• **Problem description**
Work out how many lines of the listing hold the string "planificada", then answer with that number and nothing else.

• **Input**

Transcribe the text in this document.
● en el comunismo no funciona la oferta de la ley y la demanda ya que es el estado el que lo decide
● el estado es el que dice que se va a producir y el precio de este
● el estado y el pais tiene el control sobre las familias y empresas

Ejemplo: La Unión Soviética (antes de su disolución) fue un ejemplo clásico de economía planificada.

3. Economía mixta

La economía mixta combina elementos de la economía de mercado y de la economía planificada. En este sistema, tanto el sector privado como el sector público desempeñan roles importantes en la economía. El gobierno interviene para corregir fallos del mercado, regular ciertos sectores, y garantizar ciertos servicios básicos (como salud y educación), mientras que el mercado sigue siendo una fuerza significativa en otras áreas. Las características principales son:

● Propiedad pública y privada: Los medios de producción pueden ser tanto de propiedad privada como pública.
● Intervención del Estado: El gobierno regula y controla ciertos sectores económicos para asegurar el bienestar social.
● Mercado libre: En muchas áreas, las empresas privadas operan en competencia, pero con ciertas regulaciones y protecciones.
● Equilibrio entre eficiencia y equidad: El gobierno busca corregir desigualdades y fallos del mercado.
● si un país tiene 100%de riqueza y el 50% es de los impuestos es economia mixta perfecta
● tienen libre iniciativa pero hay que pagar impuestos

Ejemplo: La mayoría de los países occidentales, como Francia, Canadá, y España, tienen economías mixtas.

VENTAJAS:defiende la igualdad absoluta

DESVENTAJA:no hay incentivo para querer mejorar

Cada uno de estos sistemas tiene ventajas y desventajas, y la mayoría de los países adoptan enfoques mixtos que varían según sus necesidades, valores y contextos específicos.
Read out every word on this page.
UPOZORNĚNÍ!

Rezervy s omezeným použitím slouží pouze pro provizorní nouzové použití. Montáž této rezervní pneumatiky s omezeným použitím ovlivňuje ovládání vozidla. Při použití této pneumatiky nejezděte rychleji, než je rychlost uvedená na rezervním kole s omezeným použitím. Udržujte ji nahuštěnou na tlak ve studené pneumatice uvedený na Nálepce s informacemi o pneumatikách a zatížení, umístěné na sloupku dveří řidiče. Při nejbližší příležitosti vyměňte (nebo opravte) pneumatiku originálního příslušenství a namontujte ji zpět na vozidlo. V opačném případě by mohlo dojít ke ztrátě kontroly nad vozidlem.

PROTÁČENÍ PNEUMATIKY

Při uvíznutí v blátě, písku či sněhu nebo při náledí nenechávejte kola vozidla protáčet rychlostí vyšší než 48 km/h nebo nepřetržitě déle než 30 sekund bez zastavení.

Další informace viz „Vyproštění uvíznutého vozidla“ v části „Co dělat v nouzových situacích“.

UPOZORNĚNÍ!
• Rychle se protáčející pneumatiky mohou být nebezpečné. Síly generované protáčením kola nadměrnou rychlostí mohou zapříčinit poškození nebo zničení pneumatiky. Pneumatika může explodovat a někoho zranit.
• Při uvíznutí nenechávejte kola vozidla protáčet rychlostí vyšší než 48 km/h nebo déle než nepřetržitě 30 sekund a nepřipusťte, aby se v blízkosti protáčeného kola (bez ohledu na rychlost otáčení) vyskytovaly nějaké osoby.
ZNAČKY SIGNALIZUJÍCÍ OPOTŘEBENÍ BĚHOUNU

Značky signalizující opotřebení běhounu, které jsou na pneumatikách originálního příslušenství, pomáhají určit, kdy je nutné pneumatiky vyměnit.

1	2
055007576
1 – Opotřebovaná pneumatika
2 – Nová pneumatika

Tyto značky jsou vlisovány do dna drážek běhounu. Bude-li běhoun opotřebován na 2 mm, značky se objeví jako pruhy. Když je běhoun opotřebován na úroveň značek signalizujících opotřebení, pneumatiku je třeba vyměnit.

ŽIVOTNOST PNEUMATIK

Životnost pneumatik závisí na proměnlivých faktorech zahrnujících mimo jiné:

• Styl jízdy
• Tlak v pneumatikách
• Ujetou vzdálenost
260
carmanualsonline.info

• **Exercise response**
2